§ Work to be completed
Filter this material down to the lines that hold "content", copying each one.

[Collected data]
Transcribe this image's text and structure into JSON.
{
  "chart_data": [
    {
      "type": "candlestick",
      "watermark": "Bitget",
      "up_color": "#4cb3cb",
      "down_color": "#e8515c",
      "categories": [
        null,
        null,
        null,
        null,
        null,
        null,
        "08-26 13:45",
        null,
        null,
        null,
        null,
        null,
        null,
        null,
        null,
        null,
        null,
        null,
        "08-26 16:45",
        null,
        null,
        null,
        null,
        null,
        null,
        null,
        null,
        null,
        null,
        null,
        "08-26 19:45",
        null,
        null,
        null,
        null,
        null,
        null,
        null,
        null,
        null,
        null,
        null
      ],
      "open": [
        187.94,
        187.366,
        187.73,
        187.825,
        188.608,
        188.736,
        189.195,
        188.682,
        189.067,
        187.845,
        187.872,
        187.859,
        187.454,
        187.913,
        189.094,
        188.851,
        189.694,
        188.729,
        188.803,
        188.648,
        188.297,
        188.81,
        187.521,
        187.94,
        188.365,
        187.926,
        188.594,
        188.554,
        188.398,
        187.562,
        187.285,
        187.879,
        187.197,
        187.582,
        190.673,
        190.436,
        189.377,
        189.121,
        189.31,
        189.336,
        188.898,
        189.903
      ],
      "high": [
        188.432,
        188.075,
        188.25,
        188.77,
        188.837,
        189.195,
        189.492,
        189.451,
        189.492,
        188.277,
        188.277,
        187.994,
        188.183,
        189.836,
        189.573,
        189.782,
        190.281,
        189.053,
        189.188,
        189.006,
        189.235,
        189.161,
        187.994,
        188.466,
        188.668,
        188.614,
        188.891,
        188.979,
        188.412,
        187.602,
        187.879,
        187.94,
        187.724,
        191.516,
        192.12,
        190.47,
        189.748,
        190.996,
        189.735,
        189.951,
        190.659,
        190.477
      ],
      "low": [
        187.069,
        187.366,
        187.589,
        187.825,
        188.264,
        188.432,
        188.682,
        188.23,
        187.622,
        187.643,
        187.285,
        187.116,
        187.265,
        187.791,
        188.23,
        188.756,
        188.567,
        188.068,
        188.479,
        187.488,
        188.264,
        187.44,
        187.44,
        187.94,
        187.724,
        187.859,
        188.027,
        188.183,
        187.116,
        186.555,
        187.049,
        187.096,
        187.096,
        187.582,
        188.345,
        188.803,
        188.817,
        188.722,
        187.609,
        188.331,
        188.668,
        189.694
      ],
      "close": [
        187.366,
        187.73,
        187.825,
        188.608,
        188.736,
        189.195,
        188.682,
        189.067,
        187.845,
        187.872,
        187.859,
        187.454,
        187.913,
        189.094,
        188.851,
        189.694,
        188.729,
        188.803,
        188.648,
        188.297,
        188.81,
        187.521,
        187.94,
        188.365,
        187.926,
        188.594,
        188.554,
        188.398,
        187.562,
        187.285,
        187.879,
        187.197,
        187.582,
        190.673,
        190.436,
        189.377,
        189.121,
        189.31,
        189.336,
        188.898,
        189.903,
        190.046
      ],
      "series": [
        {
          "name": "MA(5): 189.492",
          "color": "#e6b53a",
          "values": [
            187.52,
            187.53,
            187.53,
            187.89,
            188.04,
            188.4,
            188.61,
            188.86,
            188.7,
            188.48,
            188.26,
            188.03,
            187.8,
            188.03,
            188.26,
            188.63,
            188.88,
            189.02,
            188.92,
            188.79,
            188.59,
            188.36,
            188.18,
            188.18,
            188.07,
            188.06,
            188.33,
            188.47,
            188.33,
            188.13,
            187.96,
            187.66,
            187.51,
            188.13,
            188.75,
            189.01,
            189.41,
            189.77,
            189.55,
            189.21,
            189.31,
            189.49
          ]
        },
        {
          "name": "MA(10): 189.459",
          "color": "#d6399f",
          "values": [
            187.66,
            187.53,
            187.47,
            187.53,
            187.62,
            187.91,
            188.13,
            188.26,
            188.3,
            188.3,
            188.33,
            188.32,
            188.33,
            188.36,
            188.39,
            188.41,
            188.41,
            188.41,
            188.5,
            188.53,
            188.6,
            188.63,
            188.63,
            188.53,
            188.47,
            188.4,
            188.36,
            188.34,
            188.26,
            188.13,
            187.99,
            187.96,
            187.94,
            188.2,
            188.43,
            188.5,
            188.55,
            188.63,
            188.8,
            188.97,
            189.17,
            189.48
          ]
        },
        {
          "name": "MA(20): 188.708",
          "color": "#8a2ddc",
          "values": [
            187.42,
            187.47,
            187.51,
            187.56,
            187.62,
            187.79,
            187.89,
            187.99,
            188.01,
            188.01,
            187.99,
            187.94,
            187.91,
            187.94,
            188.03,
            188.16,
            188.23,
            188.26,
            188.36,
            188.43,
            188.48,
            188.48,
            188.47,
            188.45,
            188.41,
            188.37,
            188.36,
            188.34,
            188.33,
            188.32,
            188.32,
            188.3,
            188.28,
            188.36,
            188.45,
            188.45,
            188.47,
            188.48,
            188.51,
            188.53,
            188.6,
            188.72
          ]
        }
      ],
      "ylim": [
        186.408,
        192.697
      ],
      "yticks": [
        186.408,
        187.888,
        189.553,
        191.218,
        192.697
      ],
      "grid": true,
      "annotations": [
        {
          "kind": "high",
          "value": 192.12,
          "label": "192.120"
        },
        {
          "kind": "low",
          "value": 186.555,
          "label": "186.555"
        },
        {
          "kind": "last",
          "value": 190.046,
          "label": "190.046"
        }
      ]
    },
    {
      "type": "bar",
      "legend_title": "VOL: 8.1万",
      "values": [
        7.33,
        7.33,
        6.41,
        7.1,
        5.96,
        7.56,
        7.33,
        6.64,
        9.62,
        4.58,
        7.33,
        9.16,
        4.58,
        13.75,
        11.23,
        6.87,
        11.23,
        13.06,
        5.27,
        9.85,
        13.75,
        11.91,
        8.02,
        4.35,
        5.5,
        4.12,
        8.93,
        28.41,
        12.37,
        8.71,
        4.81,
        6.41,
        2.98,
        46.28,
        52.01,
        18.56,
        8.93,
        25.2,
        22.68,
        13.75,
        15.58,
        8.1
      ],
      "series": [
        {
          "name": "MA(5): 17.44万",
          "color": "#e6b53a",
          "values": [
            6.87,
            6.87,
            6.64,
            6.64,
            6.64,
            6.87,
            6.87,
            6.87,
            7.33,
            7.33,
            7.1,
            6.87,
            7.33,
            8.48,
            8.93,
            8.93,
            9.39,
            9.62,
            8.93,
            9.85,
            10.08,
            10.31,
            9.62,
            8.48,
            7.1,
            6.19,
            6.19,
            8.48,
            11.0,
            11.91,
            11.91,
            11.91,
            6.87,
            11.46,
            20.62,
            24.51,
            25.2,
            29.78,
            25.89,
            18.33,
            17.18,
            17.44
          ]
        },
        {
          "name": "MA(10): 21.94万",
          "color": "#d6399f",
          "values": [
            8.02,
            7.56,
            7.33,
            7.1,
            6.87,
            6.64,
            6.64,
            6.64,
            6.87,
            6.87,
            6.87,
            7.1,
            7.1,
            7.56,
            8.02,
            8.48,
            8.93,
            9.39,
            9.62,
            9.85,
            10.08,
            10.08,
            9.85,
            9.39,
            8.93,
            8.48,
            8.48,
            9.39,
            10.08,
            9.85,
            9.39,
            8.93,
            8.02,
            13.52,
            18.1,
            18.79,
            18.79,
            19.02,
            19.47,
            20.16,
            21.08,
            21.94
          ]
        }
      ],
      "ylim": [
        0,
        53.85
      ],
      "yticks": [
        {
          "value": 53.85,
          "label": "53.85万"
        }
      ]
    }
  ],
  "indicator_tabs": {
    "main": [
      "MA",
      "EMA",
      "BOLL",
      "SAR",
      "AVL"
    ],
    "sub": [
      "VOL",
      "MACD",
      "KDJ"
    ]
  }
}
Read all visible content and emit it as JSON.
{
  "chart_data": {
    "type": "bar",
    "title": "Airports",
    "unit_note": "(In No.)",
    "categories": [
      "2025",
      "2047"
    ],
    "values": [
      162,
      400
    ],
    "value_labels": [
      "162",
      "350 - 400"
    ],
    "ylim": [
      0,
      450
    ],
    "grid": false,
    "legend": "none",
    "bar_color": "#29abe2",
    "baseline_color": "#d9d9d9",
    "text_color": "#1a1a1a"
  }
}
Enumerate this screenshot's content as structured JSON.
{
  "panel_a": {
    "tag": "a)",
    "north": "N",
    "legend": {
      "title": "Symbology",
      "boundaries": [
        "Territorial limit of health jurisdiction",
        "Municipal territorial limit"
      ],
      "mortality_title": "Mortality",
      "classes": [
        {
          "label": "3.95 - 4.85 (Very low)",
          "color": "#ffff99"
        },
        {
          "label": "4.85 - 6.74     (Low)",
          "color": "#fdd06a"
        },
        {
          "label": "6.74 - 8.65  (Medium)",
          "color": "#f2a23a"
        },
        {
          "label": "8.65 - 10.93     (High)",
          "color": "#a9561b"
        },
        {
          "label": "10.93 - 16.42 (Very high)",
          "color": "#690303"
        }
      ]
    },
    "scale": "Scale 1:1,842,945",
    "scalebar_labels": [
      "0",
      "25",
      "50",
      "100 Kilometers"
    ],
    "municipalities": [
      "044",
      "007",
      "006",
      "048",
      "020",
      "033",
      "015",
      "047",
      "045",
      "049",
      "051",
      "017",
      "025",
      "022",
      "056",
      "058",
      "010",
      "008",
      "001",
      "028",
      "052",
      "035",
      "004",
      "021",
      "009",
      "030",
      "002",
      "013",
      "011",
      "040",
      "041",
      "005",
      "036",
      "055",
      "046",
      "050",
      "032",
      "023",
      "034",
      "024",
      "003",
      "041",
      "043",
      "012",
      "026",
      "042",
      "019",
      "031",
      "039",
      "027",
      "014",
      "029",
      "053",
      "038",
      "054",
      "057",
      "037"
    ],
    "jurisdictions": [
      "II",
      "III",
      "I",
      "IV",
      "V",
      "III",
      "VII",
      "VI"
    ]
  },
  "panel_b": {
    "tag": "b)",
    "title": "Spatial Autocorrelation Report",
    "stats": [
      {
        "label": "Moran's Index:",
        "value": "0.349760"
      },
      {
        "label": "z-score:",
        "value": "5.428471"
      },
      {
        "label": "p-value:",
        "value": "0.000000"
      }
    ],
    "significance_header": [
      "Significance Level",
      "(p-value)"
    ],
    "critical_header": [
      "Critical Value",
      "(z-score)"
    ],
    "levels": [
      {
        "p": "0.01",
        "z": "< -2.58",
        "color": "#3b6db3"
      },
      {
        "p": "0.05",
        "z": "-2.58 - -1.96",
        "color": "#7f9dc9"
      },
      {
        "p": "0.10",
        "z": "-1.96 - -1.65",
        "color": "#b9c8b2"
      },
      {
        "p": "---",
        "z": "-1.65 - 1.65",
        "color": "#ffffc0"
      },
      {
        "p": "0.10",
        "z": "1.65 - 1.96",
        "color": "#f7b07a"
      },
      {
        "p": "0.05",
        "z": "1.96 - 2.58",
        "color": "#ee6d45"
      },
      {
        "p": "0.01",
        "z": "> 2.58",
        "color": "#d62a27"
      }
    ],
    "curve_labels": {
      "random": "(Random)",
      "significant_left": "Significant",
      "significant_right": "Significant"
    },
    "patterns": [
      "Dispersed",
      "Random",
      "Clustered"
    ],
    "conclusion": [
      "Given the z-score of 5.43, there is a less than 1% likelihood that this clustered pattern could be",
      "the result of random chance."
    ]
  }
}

§ Response below
Read all visible content and emit it as JSON.
Enumerate this screenshot's content as structured JSON.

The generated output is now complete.